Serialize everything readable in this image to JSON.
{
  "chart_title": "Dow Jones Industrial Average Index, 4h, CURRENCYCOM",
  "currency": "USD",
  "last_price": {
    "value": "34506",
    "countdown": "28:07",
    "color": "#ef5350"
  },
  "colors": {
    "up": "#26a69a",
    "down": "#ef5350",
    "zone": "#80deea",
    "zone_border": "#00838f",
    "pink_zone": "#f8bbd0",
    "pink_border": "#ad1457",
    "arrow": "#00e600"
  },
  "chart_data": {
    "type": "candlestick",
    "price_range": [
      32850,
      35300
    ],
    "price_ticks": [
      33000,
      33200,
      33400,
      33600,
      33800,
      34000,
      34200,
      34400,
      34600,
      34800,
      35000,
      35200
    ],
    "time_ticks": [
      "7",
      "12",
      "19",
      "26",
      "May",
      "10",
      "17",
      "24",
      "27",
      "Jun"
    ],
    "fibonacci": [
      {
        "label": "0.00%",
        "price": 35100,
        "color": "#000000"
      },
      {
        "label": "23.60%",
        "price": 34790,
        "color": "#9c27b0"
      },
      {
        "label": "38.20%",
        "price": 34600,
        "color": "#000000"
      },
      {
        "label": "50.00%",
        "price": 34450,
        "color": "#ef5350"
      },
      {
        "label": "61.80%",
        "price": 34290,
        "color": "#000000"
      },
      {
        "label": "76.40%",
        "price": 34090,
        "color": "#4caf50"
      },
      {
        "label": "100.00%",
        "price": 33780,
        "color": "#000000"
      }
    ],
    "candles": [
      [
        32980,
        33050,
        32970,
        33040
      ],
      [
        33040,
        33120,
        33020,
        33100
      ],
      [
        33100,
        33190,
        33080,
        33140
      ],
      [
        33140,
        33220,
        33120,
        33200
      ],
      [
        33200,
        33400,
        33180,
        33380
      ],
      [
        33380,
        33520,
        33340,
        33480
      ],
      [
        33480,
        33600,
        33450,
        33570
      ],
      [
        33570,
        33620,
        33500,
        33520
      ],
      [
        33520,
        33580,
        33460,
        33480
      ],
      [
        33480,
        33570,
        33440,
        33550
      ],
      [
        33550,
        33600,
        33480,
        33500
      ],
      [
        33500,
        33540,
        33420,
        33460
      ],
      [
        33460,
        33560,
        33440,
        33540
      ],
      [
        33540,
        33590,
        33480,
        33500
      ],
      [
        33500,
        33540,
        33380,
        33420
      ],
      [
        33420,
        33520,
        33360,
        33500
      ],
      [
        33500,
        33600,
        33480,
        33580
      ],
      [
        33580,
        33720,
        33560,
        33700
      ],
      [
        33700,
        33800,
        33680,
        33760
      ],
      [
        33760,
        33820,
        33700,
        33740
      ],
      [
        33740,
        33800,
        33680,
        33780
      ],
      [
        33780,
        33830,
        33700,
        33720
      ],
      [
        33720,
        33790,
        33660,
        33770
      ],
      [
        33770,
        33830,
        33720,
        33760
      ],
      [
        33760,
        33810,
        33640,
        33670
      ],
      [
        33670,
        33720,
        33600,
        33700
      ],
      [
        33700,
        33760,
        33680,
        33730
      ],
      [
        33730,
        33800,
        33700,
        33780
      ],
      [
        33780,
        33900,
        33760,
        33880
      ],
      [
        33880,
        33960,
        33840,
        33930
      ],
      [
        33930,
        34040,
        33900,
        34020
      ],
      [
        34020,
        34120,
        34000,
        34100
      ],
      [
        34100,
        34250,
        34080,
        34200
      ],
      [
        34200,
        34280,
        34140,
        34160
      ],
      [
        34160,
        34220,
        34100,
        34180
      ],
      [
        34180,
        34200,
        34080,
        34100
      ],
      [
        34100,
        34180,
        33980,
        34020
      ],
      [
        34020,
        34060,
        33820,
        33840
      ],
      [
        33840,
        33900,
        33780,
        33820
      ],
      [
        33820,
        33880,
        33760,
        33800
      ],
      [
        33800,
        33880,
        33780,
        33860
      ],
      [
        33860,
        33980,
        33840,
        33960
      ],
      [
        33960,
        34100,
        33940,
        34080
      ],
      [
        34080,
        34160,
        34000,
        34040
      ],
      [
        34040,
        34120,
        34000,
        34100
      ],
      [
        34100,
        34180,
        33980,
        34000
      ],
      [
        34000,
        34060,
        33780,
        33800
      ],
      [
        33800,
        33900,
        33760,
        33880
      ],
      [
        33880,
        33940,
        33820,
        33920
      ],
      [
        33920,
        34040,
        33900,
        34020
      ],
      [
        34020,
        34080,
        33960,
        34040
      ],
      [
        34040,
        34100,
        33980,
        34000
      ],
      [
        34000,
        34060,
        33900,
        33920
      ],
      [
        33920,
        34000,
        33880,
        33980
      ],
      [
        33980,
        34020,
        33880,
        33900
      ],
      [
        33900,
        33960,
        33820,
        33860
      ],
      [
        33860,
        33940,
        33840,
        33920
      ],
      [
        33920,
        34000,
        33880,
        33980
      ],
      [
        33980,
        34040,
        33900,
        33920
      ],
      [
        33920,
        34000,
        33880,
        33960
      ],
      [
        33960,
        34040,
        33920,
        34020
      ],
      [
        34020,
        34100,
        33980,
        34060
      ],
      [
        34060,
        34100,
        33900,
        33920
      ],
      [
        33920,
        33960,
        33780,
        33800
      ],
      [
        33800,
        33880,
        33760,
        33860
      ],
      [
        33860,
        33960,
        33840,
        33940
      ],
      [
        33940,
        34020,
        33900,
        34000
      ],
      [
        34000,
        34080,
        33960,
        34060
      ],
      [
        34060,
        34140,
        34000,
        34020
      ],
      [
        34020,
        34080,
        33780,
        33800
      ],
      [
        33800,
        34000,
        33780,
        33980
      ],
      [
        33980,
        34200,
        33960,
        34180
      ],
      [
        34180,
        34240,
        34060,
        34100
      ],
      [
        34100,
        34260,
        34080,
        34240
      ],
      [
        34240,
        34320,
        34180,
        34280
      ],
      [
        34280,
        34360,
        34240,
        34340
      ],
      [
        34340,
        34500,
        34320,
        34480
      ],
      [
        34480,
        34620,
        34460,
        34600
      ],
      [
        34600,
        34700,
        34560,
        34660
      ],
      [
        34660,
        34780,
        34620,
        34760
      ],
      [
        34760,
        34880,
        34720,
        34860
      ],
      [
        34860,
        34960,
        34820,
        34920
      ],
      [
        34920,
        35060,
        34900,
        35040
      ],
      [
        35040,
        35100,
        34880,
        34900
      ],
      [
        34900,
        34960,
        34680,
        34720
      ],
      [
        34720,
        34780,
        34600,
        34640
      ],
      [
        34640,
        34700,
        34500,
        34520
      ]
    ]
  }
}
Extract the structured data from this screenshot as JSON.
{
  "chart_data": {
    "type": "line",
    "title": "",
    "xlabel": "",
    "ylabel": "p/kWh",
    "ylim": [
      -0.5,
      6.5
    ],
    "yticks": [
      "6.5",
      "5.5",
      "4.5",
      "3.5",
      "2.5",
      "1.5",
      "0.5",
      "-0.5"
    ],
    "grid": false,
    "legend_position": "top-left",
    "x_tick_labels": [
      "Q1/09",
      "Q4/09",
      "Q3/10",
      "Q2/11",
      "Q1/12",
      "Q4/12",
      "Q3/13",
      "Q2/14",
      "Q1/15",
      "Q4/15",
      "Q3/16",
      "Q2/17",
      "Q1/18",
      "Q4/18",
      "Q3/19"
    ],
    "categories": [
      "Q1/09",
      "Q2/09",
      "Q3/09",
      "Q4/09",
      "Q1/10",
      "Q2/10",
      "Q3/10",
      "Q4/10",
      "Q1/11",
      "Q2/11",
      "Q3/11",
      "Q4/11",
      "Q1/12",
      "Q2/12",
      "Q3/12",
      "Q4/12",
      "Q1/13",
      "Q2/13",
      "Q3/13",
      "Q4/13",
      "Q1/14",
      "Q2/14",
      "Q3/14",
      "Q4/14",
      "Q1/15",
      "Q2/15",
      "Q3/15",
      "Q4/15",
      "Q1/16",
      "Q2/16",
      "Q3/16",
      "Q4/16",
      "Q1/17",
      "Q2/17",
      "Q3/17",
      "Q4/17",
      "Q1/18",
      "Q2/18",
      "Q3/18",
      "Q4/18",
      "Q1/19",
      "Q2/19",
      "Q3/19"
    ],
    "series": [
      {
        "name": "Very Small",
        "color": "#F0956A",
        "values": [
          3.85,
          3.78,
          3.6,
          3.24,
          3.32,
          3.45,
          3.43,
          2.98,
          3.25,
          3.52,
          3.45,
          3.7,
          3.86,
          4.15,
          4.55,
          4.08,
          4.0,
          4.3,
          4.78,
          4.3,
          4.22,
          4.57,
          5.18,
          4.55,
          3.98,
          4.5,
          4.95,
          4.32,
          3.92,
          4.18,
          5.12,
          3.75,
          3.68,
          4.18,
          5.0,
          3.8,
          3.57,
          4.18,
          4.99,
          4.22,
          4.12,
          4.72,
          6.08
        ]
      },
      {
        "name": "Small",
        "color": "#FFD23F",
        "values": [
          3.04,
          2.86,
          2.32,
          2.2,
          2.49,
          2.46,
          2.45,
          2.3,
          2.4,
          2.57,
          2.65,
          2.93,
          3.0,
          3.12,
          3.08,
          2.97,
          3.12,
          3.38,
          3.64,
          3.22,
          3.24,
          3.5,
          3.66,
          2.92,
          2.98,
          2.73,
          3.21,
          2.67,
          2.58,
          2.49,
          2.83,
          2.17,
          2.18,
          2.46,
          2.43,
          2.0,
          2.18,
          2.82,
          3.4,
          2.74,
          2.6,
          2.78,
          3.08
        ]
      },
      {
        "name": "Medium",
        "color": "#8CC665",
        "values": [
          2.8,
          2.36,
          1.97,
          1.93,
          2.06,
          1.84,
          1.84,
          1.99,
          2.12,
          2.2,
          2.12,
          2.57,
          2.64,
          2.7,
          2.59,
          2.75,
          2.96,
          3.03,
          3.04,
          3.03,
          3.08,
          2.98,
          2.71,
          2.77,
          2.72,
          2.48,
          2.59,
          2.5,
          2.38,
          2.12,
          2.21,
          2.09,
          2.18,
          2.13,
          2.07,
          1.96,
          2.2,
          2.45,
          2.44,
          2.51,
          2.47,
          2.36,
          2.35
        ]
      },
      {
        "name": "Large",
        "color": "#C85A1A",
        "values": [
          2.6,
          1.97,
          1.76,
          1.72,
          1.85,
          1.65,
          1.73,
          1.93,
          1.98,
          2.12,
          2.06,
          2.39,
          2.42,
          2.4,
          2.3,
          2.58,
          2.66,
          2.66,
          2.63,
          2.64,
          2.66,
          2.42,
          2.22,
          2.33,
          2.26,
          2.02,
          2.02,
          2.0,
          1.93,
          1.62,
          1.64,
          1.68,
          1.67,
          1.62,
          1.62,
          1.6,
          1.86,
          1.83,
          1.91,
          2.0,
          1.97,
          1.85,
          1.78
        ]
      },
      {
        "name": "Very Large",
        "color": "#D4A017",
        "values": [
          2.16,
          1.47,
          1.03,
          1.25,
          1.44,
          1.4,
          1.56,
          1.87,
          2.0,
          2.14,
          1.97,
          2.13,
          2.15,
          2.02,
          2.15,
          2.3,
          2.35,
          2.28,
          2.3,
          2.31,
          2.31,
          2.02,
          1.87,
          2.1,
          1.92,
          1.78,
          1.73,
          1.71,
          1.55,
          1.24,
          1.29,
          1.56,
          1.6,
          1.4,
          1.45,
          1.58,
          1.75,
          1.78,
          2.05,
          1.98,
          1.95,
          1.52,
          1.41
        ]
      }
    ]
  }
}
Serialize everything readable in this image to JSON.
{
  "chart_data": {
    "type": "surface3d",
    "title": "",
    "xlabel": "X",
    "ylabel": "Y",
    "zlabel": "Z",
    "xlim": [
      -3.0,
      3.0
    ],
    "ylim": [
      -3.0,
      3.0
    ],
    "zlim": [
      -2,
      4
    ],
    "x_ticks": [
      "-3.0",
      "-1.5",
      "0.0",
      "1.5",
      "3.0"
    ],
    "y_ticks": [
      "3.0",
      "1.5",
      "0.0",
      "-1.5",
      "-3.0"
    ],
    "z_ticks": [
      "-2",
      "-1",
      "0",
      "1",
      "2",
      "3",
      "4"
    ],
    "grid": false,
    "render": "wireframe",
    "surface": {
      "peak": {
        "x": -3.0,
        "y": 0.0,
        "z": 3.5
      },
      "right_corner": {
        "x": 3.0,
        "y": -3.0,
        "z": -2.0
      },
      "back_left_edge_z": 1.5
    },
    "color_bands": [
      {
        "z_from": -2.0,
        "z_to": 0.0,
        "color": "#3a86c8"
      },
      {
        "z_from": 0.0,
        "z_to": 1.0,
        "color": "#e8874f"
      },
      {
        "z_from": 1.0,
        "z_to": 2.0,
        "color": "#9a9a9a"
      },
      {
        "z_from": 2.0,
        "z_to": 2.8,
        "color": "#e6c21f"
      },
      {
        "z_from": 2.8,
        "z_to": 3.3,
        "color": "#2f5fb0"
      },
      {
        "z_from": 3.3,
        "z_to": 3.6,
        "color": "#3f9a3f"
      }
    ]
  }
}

- - - -

Look above for lines with the word "name" and copy them all.

The reply:
        "name": "Very Small",
        "name": "Small",
        "name": "Medium",
        "name": "Large",
        "name": "Very Large",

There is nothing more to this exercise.